Your instructions: Set out every line bearing the string "乾燥機利用".

Data lines:
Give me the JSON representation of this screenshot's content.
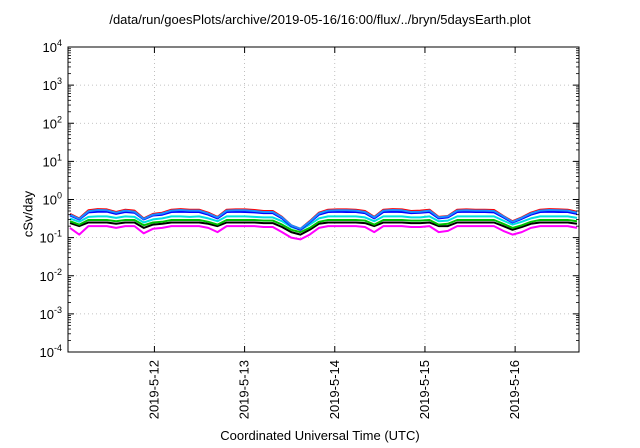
{
  "chart_data": {
    "type": "line",
    "title": "/data/run/goesPlots/archive/2019-05-16/16:00/flux/../bryn/5daysEarth.plot",
    "xlabel": "Coordinated Universal Time (UTC)",
    "ylabel": "cSv/day",
    "yscale": "log",
    "ylim": [
      0.0001,
      10000
    ],
    "ytick_labels": [
      {
        "base": "10",
        "exp": "-4"
      },
      {
        "base": "10",
        "exp": "-3"
      },
      {
        "base": "10",
        "exp": "-2"
      },
      {
        "base": "10",
        "exp": "-1"
      },
      {
        "base": "10",
        "exp": "0"
      },
      {
        "base": "10",
        "exp": "1"
      },
      {
        "base": "10",
        "exp": "2"
      },
      {
        "base": "10",
        "exp": "3"
      },
      {
        "base": "10",
        "exp": "4"
      }
    ],
    "xlim": [
      "2019-05-11T01:00",
      "2019-05-16T17:00"
    ],
    "xtick_labels": [
      "2019-5-12",
      "2019-5-13",
      "2019-5-14",
      "2019-5-15",
      "2019-5-16"
    ],
    "grid": true,
    "series": [
      {
        "color": "#ff00ff",
        "values": [
          0.18,
          0.12,
          0.2,
          0.2,
          0.2,
          0.18,
          0.2,
          0.2,
          0.13,
          0.17,
          0.18,
          0.2,
          0.2,
          0.2,
          0.2,
          0.18,
          0.14,
          0.2,
          0.2,
          0.2,
          0.2,
          0.19,
          0.19,
          0.14,
          0.1,
          0.09,
          0.12,
          0.18,
          0.2,
          0.2,
          0.2,
          0.2,
          0.19,
          0.14,
          0.2,
          0.2,
          0.2,
          0.19,
          0.19,
          0.2,
          0.14,
          0.15,
          0.2,
          0.2,
          0.2,
          0.2,
          0.2,
          0.15,
          0.12,
          0.14,
          0.18,
          0.2,
          0.2,
          0.2,
          0.2,
          0.18
        ]
      },
      {
        "color": "#000000",
        "values": [
          0.24,
          0.2,
          0.25,
          0.25,
          0.25,
          0.23,
          0.25,
          0.25,
          0.18,
          0.22,
          0.23,
          0.25,
          0.25,
          0.25,
          0.25,
          0.23,
          0.2,
          0.25,
          0.25,
          0.25,
          0.25,
          0.24,
          0.24,
          0.19,
          0.14,
          0.12,
          0.16,
          0.23,
          0.25,
          0.25,
          0.25,
          0.25,
          0.24,
          0.2,
          0.25,
          0.25,
          0.25,
          0.24,
          0.24,
          0.25,
          0.2,
          0.2,
          0.25,
          0.25,
          0.25,
          0.25,
          0.25,
          0.2,
          0.16,
          0.19,
          0.23,
          0.25,
          0.25,
          0.25,
          0.25,
          0.23
        ]
      },
      {
        "color": "#00c000",
        "values": [
          0.27,
          0.22,
          0.29,
          0.29,
          0.29,
          0.27,
          0.29,
          0.29,
          0.21,
          0.25,
          0.26,
          0.29,
          0.29,
          0.29,
          0.29,
          0.26,
          0.22,
          0.29,
          0.29,
          0.29,
          0.29,
          0.28,
          0.28,
          0.22,
          0.16,
          0.14,
          0.18,
          0.26,
          0.29,
          0.29,
          0.29,
          0.29,
          0.28,
          0.22,
          0.29,
          0.29,
          0.29,
          0.28,
          0.28,
          0.29,
          0.22,
          0.23,
          0.29,
          0.29,
          0.29,
          0.29,
          0.29,
          0.23,
          0.18,
          0.21,
          0.26,
          0.29,
          0.29,
          0.29,
          0.29,
          0.27
        ]
      },
      {
        "color": "#00e0e0",
        "values": [
          0.32,
          0.26,
          0.35,
          0.36,
          0.36,
          0.33,
          0.36,
          0.35,
          0.25,
          0.3,
          0.32,
          0.36,
          0.36,
          0.35,
          0.36,
          0.32,
          0.27,
          0.36,
          0.36,
          0.36,
          0.35,
          0.34,
          0.34,
          0.27,
          0.19,
          0.16,
          0.22,
          0.32,
          0.36,
          0.36,
          0.36,
          0.36,
          0.34,
          0.27,
          0.36,
          0.36,
          0.36,
          0.34,
          0.34,
          0.36,
          0.27,
          0.28,
          0.36,
          0.36,
          0.36,
          0.36,
          0.36,
          0.28,
          0.22,
          0.26,
          0.32,
          0.36,
          0.36,
          0.36,
          0.36,
          0.33
        ]
      },
      {
        "color": "#0000ff",
        "values": [
          0.38,
          0.3,
          0.46,
          0.48,
          0.48,
          0.42,
          0.47,
          0.45,
          0.3,
          0.38,
          0.4,
          0.47,
          0.48,
          0.47,
          0.47,
          0.4,
          0.32,
          0.47,
          0.48,
          0.47,
          0.46,
          0.44,
          0.44,
          0.32,
          0.2,
          0.16,
          0.25,
          0.4,
          0.47,
          0.48,
          0.47,
          0.47,
          0.44,
          0.32,
          0.47,
          0.48,
          0.47,
          0.44,
          0.45,
          0.47,
          0.32,
          0.34,
          0.47,
          0.48,
          0.47,
          0.47,
          0.46,
          0.34,
          0.25,
          0.31,
          0.4,
          0.47,
          0.48,
          0.47,
          0.47,
          0.42
        ]
      },
      {
        "color": "#ff0000",
        "values": [
          0.42,
          0.32,
          0.52,
          0.56,
          0.55,
          0.47,
          0.54,
          0.51,
          0.32,
          0.42,
          0.45,
          0.54,
          0.56,
          0.54,
          0.54,
          0.45,
          0.35,
          0.54,
          0.55,
          0.55,
          0.53,
          0.5,
          0.5,
          0.35,
          0.21,
          0.17,
          0.27,
          0.45,
          0.54,
          0.55,
          0.55,
          0.54,
          0.5,
          0.35,
          0.54,
          0.56,
          0.55,
          0.5,
          0.51,
          0.54,
          0.35,
          0.37,
          0.54,
          0.55,
          0.54,
          0.54,
          0.53,
          0.37,
          0.27,
          0.34,
          0.45,
          0.54,
          0.56,
          0.55,
          0.54,
          0.48
        ]
      },
      {
        "color": "#1a8cff",
        "values": [
          0.4,
          0.31,
          0.49,
          0.53,
          0.52,
          0.45,
          0.51,
          0.48,
          0.31,
          0.4,
          0.43,
          0.51,
          0.53,
          0.51,
          0.51,
          0.43,
          0.34,
          0.51,
          0.52,
          0.52,
          0.5,
          0.47,
          0.47,
          0.34,
          0.21,
          0.17,
          0.26,
          0.43,
          0.51,
          0.52,
          0.52,
          0.51,
          0.47,
          0.34,
          0.51,
          0.53,
          0.52,
          0.47,
          0.48,
          0.51,
          0.34,
          0.36,
          0.51,
          0.52,
          0.51,
          0.51,
          0.5,
          0.36,
          0.26,
          0.33,
          0.43,
          0.51,
          0.53,
          0.52,
          0.51,
          0.45
        ]
      }
    ]
  }
}
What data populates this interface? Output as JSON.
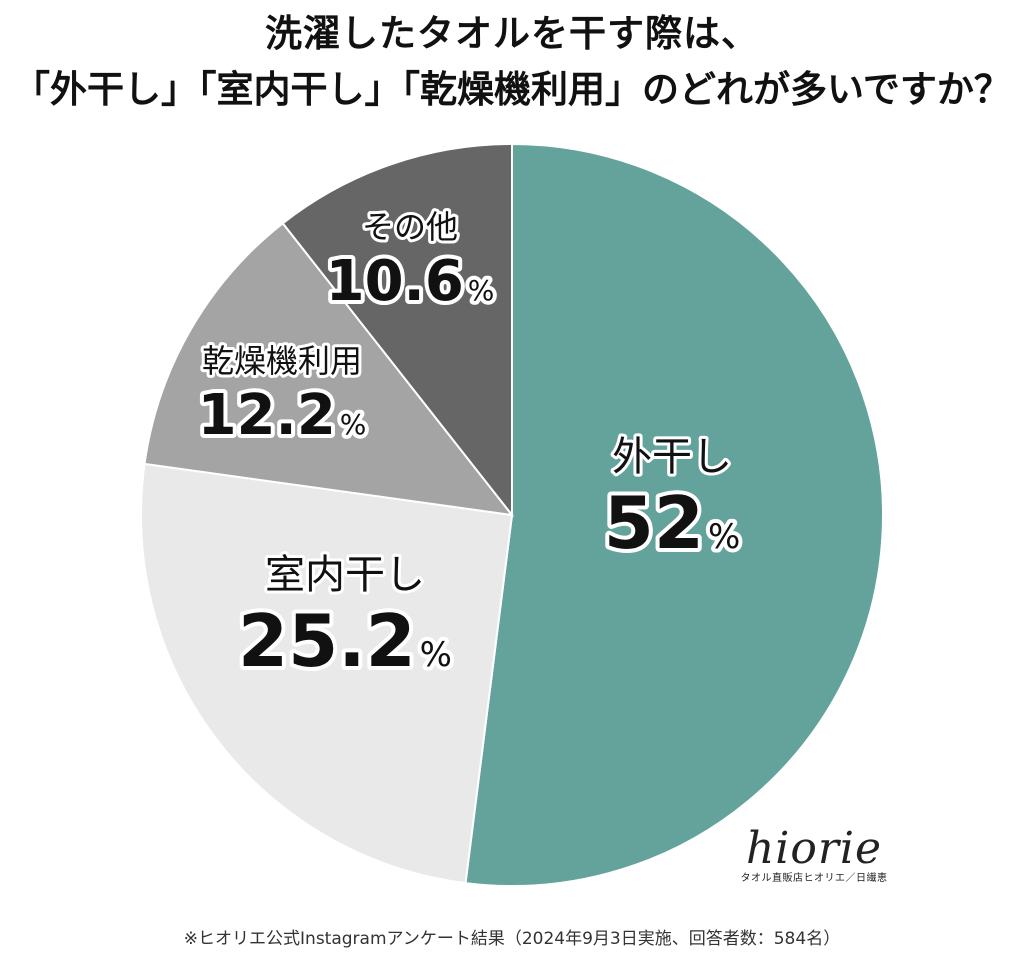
{
  "title_line1": "洗濯したタオルを干す際は、",
  "title_line2": "「外干し」「室内干し」「乾燥機利用」のどれが多いですか？",
  "chart_data": {
    "type": "pie",
    "unit": "%",
    "slices": [
      {
        "label": "外干し",
        "value": 52,
        "value_text": "52",
        "color": "#64a39b"
      },
      {
        "label": "室内干し",
        "value": 25.2,
        "value_text": "25.2",
        "color": "#e9e9e9"
      },
      {
        "label": "乾燥機利用",
        "value": 12.2,
        "value_text": "12.2",
        "color": "#a4a4a4"
      },
      {
        "label": "その他",
        "value": 10.6,
        "value_text": "10.6",
        "color": "#666666"
      }
    ],
    "start": "12 o'clock",
    "direction": "clockwise"
  },
  "brand": {
    "logo": "hiorie",
    "subtitle": "タオル直販店ヒオリエ／日繊恵"
  },
  "footnote": "※ヒオリエ公式Instagramアンケート結果（2024年9月3日実施、回答者数：584名）"
}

Output of the exercise:
  "title_line2": "「外干し」「室内干し」「乾燥機利用」のどれが多いですか？",
        "label": "乾燥機利用",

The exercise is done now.